Check each line of the material below for "Forecasts", then copy the ones that contain it.

- [Given entries]:
○ ○ ○ ○ ○ ○ ○
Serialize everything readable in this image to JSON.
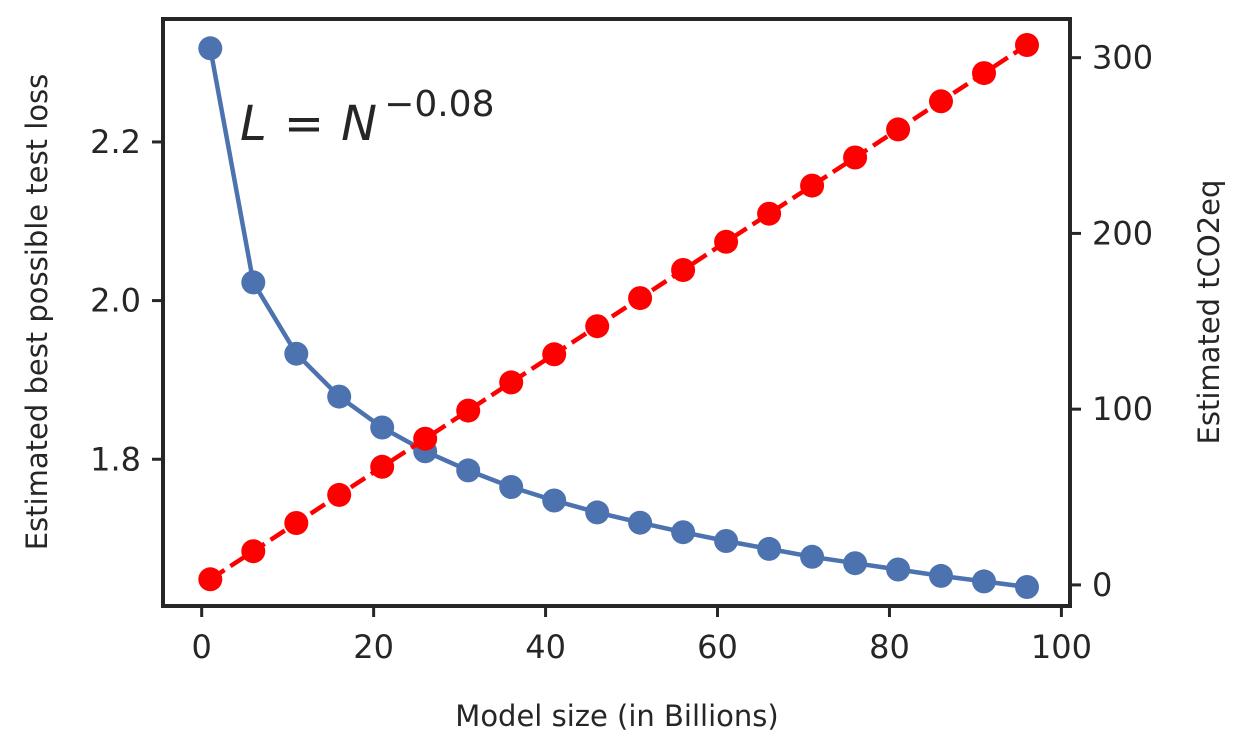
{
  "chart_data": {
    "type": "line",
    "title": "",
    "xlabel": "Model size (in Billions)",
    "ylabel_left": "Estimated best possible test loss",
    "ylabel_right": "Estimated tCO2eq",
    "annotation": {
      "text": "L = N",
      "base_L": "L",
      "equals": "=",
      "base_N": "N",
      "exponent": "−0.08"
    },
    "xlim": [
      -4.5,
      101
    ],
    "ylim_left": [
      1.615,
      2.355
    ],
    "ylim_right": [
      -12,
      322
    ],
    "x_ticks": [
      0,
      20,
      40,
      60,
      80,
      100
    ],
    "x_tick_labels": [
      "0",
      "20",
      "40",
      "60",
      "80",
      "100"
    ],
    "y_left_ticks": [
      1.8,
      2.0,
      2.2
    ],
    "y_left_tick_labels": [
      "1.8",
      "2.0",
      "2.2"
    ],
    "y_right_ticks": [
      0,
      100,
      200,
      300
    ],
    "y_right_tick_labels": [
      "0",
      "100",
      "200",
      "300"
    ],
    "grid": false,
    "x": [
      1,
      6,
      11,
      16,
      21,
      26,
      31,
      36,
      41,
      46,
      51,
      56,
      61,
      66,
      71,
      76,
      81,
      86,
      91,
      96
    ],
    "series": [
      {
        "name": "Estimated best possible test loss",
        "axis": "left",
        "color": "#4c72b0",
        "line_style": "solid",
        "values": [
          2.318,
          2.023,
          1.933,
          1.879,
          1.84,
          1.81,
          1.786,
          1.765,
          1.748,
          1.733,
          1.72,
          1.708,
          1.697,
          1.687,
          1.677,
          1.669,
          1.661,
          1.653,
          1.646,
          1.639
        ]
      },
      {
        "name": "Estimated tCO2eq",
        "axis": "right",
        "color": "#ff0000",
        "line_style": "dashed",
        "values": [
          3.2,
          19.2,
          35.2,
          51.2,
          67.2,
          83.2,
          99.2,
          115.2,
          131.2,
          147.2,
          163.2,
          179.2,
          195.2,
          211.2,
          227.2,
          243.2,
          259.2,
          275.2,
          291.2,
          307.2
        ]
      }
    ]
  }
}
○ ○ ○ ○ ○ ○ ○
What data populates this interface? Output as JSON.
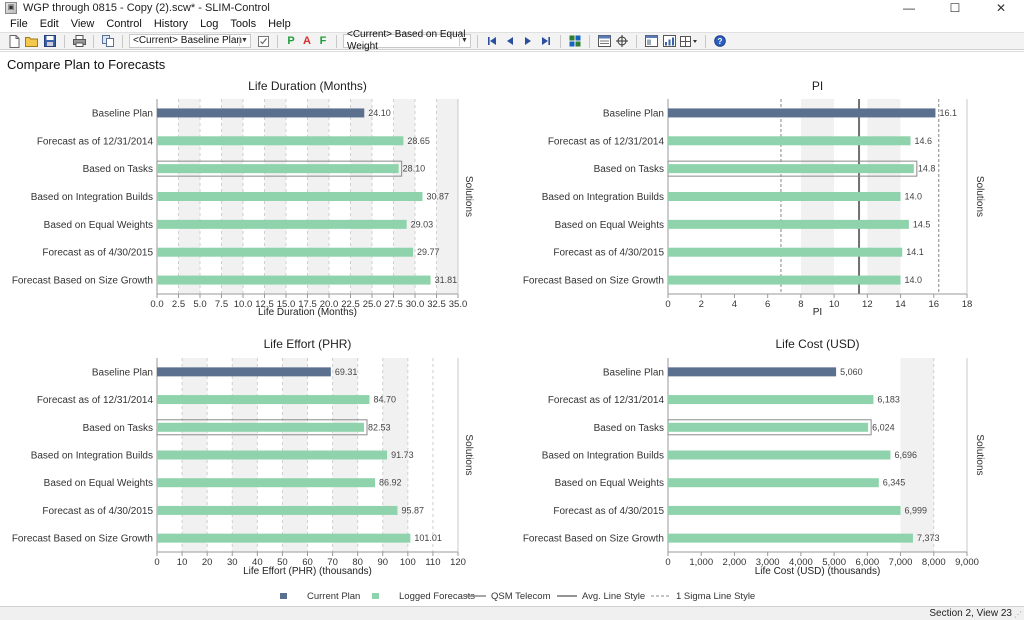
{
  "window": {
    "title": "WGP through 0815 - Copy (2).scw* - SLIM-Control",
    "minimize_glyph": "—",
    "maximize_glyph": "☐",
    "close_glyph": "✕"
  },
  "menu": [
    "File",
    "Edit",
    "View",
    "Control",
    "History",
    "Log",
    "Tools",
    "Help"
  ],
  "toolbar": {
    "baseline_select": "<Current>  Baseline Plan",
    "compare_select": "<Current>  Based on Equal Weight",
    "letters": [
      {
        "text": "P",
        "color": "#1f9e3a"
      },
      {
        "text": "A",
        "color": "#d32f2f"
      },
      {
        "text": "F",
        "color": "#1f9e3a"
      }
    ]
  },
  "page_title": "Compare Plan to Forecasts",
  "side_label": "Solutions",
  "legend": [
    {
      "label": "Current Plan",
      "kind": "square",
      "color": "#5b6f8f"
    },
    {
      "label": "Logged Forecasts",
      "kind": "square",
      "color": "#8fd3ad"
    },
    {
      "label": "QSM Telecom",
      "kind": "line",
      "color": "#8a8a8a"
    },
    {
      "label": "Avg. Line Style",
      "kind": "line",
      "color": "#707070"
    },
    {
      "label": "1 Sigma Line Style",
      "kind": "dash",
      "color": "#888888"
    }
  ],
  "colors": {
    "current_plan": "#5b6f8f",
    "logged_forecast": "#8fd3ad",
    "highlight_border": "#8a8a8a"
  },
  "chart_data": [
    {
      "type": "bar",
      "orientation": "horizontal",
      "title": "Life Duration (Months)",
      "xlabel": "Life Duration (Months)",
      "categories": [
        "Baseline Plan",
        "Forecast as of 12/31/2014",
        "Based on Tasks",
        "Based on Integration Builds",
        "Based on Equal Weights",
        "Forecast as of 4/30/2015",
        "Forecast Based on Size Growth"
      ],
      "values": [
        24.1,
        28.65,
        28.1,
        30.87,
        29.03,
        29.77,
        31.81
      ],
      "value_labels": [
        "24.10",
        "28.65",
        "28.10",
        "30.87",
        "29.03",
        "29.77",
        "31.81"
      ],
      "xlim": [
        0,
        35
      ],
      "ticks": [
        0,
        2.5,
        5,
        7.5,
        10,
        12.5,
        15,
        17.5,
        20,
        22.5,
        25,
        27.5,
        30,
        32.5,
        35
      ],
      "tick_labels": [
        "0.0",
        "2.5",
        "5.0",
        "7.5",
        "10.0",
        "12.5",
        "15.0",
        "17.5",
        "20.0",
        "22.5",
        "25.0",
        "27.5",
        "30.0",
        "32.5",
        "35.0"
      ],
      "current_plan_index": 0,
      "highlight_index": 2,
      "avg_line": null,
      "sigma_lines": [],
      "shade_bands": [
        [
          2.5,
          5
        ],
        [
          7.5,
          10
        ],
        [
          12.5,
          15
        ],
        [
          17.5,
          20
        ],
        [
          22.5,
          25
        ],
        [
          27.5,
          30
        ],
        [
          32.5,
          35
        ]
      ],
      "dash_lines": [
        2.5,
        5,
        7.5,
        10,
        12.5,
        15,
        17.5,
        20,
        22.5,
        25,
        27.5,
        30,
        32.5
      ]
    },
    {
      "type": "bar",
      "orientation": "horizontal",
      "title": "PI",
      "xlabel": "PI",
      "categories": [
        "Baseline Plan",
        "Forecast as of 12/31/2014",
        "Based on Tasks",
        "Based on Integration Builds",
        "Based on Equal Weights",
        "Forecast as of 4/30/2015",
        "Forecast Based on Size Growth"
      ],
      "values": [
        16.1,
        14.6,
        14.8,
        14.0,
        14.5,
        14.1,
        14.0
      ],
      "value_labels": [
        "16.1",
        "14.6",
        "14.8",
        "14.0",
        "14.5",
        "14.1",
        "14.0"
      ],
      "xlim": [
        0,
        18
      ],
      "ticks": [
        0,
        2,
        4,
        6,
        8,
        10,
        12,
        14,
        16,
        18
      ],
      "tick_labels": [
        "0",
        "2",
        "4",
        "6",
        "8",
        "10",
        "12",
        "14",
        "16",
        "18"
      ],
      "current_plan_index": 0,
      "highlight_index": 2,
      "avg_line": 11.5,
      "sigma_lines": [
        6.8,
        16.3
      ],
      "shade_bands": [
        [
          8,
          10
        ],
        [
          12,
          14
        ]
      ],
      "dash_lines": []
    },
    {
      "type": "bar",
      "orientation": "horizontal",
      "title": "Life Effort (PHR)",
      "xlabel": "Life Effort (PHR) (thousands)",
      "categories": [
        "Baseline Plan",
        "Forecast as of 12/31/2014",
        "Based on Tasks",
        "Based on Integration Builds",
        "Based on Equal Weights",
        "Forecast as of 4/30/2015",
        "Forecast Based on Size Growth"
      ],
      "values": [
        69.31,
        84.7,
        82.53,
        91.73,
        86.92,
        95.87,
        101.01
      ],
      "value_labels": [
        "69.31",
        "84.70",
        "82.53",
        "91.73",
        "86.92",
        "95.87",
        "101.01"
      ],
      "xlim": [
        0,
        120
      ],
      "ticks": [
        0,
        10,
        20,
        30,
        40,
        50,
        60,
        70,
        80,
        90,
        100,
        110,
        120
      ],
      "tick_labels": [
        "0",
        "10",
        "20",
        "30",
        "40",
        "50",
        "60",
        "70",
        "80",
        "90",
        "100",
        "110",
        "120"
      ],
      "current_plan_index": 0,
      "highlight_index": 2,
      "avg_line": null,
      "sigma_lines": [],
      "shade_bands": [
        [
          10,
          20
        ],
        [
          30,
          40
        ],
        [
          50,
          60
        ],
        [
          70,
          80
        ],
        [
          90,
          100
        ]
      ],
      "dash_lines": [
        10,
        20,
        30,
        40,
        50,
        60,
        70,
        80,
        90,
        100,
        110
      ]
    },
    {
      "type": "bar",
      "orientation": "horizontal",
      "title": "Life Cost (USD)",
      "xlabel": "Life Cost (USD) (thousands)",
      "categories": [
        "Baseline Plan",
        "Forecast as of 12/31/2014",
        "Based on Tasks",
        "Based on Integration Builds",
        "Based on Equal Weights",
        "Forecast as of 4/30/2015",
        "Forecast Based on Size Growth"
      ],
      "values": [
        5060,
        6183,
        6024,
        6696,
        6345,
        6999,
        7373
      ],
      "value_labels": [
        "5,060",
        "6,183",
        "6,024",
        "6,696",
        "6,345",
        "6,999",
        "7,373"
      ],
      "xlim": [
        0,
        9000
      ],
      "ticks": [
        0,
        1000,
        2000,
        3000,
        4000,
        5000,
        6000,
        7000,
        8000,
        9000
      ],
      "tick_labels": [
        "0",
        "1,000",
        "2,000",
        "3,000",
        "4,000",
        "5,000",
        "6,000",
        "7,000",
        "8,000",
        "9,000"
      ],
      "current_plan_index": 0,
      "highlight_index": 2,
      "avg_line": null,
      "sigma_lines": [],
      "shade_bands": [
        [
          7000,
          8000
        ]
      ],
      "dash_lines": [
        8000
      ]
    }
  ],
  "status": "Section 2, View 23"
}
○ ○ ○ ○ ○ ○ ○
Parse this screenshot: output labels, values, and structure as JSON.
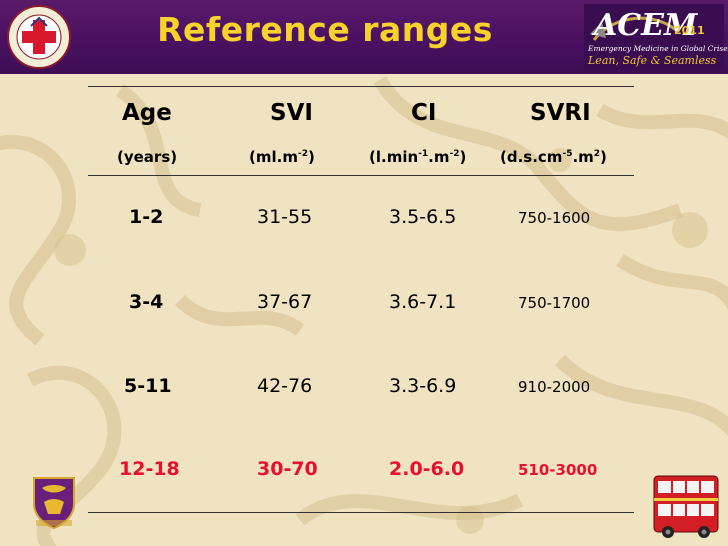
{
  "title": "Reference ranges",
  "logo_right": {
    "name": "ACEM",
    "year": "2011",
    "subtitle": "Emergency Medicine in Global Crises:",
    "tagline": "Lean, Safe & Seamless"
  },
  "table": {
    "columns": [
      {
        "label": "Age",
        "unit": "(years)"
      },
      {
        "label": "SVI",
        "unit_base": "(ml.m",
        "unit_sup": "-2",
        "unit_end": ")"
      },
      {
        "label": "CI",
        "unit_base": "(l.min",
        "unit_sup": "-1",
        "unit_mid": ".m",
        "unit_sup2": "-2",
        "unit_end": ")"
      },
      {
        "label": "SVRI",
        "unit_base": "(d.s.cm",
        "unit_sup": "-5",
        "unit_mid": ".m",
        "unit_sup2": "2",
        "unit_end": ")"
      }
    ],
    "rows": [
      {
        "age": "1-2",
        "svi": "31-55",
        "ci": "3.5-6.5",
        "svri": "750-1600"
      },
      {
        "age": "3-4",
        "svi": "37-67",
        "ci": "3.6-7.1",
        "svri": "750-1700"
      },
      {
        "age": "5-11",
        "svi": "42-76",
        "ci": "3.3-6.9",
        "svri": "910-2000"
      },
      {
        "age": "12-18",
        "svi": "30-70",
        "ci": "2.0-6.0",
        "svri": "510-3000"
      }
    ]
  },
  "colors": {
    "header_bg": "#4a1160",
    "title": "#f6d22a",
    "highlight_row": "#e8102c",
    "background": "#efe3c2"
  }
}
○ ○ ○ ○ ○ ○ ○
- [Output of the task]:
  "page_title": "Compare Plan to Forecasts",
      "label": "Logged Forecasts",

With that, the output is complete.